**SHORT PROBLEM:** Give the number of lines that contain the string "your", please, and nothing else.

[Dataset excerpt]
........
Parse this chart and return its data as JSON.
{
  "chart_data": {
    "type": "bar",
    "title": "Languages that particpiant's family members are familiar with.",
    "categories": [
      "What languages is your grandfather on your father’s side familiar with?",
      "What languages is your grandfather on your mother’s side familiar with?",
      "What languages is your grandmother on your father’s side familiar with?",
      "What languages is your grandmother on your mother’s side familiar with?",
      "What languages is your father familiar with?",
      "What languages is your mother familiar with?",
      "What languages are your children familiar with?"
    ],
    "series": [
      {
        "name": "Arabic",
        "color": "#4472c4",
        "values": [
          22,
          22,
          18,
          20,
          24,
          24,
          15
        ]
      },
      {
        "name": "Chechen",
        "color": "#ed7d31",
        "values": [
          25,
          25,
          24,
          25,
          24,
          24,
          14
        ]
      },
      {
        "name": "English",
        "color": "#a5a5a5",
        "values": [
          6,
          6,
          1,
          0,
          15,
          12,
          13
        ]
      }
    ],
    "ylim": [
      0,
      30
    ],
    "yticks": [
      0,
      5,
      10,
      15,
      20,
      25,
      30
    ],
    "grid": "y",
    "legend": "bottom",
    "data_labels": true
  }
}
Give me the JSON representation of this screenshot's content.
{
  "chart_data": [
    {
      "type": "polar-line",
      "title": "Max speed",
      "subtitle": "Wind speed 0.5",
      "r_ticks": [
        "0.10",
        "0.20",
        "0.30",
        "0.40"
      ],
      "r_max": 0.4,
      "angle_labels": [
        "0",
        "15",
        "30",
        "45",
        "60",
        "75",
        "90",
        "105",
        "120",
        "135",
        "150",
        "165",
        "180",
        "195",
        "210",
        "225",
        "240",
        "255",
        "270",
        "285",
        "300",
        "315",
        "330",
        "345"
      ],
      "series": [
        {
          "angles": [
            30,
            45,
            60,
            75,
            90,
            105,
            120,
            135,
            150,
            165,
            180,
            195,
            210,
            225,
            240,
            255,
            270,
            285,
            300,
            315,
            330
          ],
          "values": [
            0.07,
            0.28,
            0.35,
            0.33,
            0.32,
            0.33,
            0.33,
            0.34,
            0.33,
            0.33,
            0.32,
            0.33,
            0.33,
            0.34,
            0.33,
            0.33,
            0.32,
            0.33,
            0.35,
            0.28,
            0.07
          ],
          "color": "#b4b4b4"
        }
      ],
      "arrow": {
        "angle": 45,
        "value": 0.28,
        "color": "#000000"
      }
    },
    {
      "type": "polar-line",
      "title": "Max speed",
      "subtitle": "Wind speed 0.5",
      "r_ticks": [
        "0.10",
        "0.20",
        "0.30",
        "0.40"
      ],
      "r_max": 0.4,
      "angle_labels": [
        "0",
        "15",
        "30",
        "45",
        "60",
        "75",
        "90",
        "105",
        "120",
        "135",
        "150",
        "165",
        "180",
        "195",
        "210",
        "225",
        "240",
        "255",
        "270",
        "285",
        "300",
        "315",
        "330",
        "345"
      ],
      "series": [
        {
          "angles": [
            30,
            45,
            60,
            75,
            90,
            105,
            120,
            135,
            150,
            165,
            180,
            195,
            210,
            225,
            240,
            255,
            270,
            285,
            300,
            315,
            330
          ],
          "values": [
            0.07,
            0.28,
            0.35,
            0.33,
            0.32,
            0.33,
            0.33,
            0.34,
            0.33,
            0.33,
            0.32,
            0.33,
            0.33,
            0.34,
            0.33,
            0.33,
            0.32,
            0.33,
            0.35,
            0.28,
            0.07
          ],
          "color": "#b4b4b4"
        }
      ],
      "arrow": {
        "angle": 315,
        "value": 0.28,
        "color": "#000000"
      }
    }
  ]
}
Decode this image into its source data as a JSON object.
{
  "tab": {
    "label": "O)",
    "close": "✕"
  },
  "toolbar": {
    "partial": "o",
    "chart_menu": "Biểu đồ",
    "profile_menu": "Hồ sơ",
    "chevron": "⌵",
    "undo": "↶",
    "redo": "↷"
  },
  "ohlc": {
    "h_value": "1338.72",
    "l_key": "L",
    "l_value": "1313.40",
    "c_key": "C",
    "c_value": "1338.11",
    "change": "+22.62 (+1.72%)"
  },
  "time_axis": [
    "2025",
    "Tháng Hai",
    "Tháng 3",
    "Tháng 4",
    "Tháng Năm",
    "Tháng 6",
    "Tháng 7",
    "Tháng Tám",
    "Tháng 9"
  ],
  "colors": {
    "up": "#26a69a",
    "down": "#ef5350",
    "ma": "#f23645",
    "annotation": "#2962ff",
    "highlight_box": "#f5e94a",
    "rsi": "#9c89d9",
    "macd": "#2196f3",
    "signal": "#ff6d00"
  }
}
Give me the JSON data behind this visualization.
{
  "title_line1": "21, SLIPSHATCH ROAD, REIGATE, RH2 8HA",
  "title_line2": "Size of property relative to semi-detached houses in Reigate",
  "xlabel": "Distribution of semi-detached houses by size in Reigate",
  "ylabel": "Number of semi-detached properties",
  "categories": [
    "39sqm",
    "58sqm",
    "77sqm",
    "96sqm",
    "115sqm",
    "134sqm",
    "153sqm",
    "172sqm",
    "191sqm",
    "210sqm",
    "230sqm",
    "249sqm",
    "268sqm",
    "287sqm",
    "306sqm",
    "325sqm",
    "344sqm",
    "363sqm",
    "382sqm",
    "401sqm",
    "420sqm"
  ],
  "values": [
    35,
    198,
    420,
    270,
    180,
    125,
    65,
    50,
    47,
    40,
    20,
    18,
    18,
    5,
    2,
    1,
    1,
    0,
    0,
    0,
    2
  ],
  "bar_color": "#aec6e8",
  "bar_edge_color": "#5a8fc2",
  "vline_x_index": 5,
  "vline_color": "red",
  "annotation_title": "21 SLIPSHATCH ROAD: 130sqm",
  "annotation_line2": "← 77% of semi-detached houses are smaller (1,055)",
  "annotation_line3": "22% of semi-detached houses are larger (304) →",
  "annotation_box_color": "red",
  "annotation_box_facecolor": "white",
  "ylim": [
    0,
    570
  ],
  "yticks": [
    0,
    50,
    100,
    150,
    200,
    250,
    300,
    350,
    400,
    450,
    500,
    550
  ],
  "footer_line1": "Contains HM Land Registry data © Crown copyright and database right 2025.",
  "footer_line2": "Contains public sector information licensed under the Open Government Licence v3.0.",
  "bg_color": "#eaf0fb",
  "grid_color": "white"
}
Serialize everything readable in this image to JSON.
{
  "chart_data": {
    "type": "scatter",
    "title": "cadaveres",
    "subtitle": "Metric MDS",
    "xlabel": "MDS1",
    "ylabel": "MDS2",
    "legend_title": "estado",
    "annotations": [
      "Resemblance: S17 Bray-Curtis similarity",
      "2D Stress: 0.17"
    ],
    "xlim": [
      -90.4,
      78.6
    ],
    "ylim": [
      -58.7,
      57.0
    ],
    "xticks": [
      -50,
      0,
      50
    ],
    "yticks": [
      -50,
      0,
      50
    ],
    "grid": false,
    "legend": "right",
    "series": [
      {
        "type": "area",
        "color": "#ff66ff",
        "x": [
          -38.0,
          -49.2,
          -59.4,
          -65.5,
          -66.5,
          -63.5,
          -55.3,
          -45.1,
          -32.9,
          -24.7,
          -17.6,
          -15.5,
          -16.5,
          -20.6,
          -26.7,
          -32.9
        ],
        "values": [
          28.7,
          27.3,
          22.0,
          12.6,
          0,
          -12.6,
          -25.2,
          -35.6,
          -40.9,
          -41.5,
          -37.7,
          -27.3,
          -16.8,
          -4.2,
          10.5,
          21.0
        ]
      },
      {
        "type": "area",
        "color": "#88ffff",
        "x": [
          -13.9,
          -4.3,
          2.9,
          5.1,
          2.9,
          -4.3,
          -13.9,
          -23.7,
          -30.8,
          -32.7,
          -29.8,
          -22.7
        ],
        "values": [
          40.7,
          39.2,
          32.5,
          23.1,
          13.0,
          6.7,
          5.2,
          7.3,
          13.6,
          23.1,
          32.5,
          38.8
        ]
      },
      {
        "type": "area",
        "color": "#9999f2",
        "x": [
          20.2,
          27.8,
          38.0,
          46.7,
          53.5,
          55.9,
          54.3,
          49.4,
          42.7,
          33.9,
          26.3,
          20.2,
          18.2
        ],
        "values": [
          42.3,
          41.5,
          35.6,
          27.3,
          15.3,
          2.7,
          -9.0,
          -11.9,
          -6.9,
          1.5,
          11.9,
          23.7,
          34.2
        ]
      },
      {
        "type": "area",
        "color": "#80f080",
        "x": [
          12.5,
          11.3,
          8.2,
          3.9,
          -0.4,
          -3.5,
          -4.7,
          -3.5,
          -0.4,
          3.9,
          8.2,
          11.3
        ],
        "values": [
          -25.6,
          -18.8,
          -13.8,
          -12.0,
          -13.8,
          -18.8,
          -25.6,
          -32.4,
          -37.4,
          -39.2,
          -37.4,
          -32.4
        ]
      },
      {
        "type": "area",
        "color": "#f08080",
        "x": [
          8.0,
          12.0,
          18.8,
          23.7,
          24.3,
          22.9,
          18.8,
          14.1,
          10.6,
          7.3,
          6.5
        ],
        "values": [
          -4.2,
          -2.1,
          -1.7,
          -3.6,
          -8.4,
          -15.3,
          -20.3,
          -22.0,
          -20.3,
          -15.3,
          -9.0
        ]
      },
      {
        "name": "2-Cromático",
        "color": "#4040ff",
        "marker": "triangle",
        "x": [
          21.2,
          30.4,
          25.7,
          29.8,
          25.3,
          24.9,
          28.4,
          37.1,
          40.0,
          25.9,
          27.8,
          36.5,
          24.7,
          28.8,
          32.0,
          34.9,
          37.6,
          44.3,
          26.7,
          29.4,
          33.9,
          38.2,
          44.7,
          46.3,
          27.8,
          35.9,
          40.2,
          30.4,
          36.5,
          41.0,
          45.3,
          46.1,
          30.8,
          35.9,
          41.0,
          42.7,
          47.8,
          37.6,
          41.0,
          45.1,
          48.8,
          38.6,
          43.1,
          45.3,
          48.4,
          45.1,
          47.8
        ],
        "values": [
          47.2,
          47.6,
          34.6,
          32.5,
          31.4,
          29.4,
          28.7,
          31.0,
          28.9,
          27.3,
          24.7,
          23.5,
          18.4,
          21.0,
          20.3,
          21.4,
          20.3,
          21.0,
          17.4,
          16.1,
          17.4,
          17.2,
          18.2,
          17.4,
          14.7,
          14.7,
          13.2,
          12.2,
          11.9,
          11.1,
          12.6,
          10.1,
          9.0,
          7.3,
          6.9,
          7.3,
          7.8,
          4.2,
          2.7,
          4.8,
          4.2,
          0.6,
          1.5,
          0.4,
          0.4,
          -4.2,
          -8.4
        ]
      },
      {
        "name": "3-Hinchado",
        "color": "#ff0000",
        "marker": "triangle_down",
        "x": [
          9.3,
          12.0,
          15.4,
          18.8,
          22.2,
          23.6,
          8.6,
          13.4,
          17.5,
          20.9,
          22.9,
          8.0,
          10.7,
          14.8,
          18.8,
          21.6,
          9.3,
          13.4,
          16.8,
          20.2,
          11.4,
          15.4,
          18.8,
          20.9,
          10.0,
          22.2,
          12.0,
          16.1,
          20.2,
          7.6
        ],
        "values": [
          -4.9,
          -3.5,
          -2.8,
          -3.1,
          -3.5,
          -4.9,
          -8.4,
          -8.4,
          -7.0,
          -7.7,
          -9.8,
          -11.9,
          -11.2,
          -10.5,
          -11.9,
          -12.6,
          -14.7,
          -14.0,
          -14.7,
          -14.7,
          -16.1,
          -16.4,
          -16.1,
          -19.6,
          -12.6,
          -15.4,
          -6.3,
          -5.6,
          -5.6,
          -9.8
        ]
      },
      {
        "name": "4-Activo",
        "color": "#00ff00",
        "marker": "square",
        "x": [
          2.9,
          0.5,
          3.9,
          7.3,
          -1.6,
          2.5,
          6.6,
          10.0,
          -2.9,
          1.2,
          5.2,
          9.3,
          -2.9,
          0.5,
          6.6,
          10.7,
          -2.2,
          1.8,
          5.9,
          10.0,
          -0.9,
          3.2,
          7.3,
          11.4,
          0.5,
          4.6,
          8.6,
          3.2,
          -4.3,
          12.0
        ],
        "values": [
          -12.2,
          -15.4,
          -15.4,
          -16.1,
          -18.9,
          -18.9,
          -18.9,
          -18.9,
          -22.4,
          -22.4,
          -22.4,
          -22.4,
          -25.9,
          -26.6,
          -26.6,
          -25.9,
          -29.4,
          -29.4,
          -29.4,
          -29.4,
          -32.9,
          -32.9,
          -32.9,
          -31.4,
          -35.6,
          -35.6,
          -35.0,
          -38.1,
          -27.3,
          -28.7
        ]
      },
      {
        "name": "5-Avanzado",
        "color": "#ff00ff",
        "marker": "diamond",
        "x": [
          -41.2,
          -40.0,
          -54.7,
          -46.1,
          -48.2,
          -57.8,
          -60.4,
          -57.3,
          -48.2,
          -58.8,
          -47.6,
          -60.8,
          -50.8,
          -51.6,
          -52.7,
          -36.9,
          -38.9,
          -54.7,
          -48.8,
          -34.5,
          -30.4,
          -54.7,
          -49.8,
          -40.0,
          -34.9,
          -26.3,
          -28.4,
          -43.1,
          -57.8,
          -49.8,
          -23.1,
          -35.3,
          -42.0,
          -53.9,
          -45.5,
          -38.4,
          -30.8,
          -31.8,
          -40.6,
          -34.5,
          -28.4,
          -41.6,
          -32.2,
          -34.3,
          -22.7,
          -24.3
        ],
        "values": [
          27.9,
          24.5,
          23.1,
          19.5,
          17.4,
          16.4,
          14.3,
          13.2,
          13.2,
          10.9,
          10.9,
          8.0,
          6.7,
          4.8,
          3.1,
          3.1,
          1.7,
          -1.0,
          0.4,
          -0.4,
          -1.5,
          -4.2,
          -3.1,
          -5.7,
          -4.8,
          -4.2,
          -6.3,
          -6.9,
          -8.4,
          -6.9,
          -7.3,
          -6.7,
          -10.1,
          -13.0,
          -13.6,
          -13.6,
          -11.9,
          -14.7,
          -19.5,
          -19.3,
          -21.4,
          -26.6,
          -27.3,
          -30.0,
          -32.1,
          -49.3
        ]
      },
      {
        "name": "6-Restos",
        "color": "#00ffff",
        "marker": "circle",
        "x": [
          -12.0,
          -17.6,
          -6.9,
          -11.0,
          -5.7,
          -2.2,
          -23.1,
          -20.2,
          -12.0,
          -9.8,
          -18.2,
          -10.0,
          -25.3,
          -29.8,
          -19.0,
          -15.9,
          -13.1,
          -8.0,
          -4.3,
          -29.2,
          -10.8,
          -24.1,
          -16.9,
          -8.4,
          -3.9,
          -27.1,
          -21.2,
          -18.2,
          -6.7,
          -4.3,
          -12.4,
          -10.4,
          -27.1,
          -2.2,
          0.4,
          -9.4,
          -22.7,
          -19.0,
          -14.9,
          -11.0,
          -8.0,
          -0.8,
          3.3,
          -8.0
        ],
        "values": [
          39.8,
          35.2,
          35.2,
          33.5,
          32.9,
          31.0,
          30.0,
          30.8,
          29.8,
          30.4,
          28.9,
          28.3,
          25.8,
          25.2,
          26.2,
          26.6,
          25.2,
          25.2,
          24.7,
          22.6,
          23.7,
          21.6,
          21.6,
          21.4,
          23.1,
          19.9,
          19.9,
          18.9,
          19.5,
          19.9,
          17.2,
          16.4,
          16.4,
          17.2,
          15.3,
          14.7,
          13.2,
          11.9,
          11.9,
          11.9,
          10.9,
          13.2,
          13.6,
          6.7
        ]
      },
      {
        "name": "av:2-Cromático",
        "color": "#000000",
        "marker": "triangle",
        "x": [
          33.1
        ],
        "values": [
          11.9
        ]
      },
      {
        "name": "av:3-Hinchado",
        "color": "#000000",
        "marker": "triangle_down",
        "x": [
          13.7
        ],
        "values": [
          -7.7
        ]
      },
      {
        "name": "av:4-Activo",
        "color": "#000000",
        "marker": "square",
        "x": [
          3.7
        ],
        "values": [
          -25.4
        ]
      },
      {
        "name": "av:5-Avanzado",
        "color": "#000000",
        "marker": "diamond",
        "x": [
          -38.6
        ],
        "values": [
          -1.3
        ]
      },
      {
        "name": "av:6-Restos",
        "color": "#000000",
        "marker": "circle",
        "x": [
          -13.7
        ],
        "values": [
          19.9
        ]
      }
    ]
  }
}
........
**TASK OUTPUT:** 7